* _WHAT YOU HAVE TO DO_
Every line below that mentions the word "name" should be copied out.

* _MATERIAL PROVIDED_
-- -- --

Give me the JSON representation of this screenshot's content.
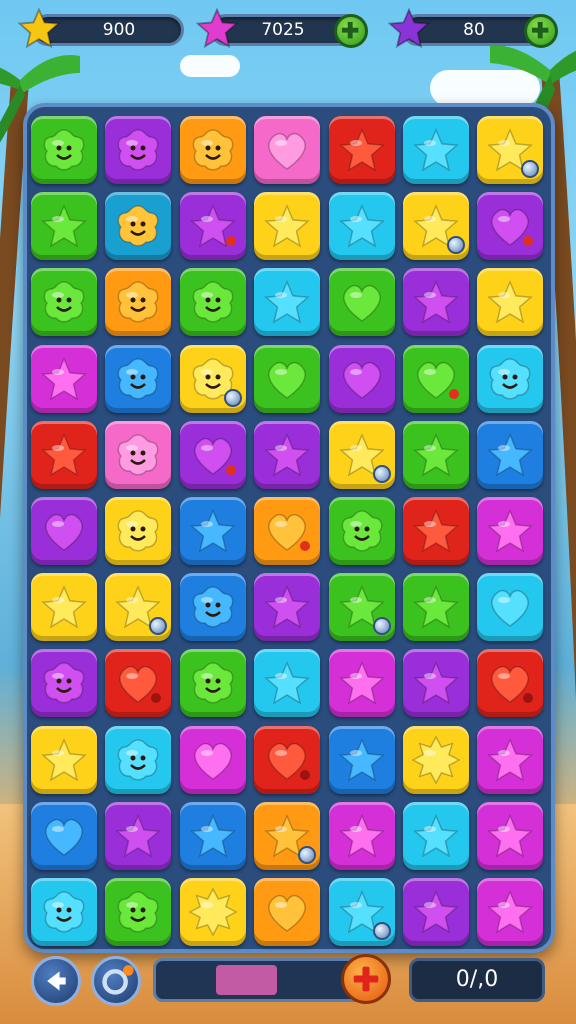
{
  "hud": {
    "meters": [
      {
        "name": "stars-counter",
        "value": "900",
        "star_color": "#f7c613",
        "has_plus": false
      },
      {
        "name": "pink-star-counter",
        "value": "7025",
        "star_color": "#e03ccf",
        "has_plus": true
      },
      {
        "name": "purple-star-counter",
        "value": "80",
        "star_color": "#8a33d6",
        "has_plus": true
      }
    ]
  },
  "board": {
    "rows": 11,
    "cols": 7,
    "tiles": [
      [
        {
          "bg": "green",
          "shape": "blob-face"
        },
        {
          "bg": "purple",
          "shape": "blob-face"
        },
        {
          "bg": "orange",
          "shape": "blob-face"
        },
        {
          "bg": "pink",
          "shape": "heart"
        },
        {
          "bg": "red",
          "shape": "star"
        },
        {
          "bg": "cyan",
          "shape": "star"
        },
        {
          "bg": "yellow",
          "shape": "star",
          "gem": true
        }
      ],
      [
        {
          "bg": "green",
          "shape": "star"
        },
        {
          "bg": "teal",
          "shape": "blob-face"
        },
        {
          "bg": "purple",
          "shape": "star",
          "dot": true
        },
        {
          "bg": "yellow",
          "shape": "star"
        },
        {
          "bg": "cyan",
          "shape": "star"
        },
        {
          "bg": "yellow",
          "shape": "star",
          "gem": true
        },
        {
          "bg": "purple",
          "shape": "heart",
          "dot": true
        }
      ],
      [
        {
          "bg": "green",
          "shape": "blob-face"
        },
        {
          "bg": "orange",
          "shape": "blob-face"
        },
        {
          "bg": "green",
          "shape": "blob-face"
        },
        {
          "bg": "cyan",
          "shape": "star"
        },
        {
          "bg": "green",
          "shape": "heart"
        },
        {
          "bg": "purple",
          "shape": "star"
        },
        {
          "bg": "yellow",
          "shape": "star"
        }
      ],
      [
        {
          "bg": "magenta",
          "shape": "star"
        },
        {
          "bg": "blue",
          "shape": "blob-face"
        },
        {
          "bg": "yellow",
          "shape": "blob-face",
          "gem": true
        },
        {
          "bg": "green",
          "shape": "heart"
        },
        {
          "bg": "purple",
          "shape": "heart"
        },
        {
          "bg": "green",
          "shape": "heart",
          "dot": true
        },
        {
          "bg": "cyan",
          "shape": "blob-face"
        }
      ],
      [
        {
          "bg": "red",
          "shape": "star"
        },
        {
          "bg": "pink",
          "shape": "blob-face"
        },
        {
          "bg": "purple",
          "shape": "heart",
          "dot": true
        },
        {
          "bg": "purple",
          "shape": "star"
        },
        {
          "bg": "yellow",
          "shape": "star",
          "gem": true
        },
        {
          "bg": "green",
          "shape": "star"
        },
        {
          "bg": "blue",
          "shape": "star"
        }
      ],
      [
        {
          "bg": "purple",
          "shape": "heart"
        },
        {
          "bg": "yellow",
          "shape": "blob-face"
        },
        {
          "bg": "blue",
          "shape": "star"
        },
        {
          "bg": "orange",
          "shape": "heart",
          "dot": true
        },
        {
          "bg": "green",
          "shape": "blob-face"
        },
        {
          "bg": "red",
          "shape": "star"
        },
        {
          "bg": "magenta",
          "shape": "star"
        }
      ],
      [
        {
          "bg": "yellow",
          "shape": "star"
        },
        {
          "bg": "yellow",
          "shape": "star",
          "gem": true
        },
        {
          "bg": "blue",
          "shape": "blob-face"
        },
        {
          "bg": "purple",
          "shape": "star"
        },
        {
          "bg": "green",
          "shape": "star",
          "gem": true
        },
        {
          "bg": "green",
          "shape": "star"
        },
        {
          "bg": "cyan",
          "shape": "heart"
        }
      ],
      [
        {
          "bg": "purple",
          "shape": "blob-face"
        },
        {
          "bg": "red",
          "shape": "heart",
          "dot": true
        },
        {
          "bg": "green",
          "shape": "blob-face"
        },
        {
          "bg": "cyan",
          "shape": "star"
        },
        {
          "bg": "magenta",
          "shape": "star"
        },
        {
          "bg": "purple",
          "shape": "star"
        },
        {
          "bg": "red",
          "shape": "heart",
          "dot": true
        }
      ],
      [
        {
          "bg": "yellow",
          "shape": "star"
        },
        {
          "bg": "cyan",
          "shape": "blob-face"
        },
        {
          "bg": "magenta",
          "shape": "heart"
        },
        {
          "bg": "red",
          "shape": "heart",
          "dot": true
        },
        {
          "bg": "blue",
          "shape": "star"
        },
        {
          "bg": "yellow",
          "shape": "burst"
        },
        {
          "bg": "magenta",
          "shape": "star"
        }
      ],
      [
        {
          "bg": "blue",
          "shape": "heart"
        },
        {
          "bg": "purple",
          "shape": "star"
        },
        {
          "bg": "blue",
          "shape": "star"
        },
        {
          "bg": "orange",
          "shape": "star",
          "gem": true
        },
        {
          "bg": "magenta",
          "shape": "star"
        },
        {
          "bg": "cyan",
          "shape": "star"
        },
        {
          "bg": "magenta",
          "shape": "star"
        }
      ],
      [
        {
          "bg": "cyan",
          "shape": "blob-face"
        },
        {
          "bg": "green",
          "shape": "blob-face"
        },
        {
          "bg": "yellow",
          "shape": "burst"
        },
        {
          "bg": "orange",
          "shape": "heart"
        },
        {
          "bg": "cyan",
          "shape": "star",
          "gem": true
        },
        {
          "bg": "purple",
          "shape": "star"
        },
        {
          "bg": "magenta",
          "shape": "star"
        }
      ]
    ]
  },
  "palette": {
    "green": {
      "bg": "#3cc21f",
      "fg": "#6be83c"
    },
    "purple": {
      "bg": "#9a2fd9",
      "fg": "#d04ff0"
    },
    "orange": {
      "bg": "#ff9a12",
      "fg": "#ffc23a"
    },
    "pink": {
      "bg": "#f56ac8",
      "fg": "#ff9be0"
    },
    "red": {
      "bg": "#e0241c",
      "fg": "#ff5a3d"
    },
    "cyan": {
      "bg": "#24c7ee",
      "fg": "#56e0ff"
    },
    "yellow": {
      "bg": "#ffd21a",
      "fg": "#ffea5c"
    },
    "teal": {
      "bg": "#1a9fd1",
      "fg": "#ffc43a"
    },
    "blue": {
      "bg": "#1f7fe0",
      "fg": "#46b8ff"
    },
    "magenta": {
      "bg": "#d52fd8",
      "fg": "#ff70f0"
    }
  },
  "bottom_bar": {
    "counter_text": "0/,0",
    "progress_fraction": 0.55,
    "progress_color": "#c35aa4"
  }
}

-- -- --

* _RESPONSE_
        "name": "stars-counter",
        "name": "pink-star-counter",
        "name": "purple-star-counter",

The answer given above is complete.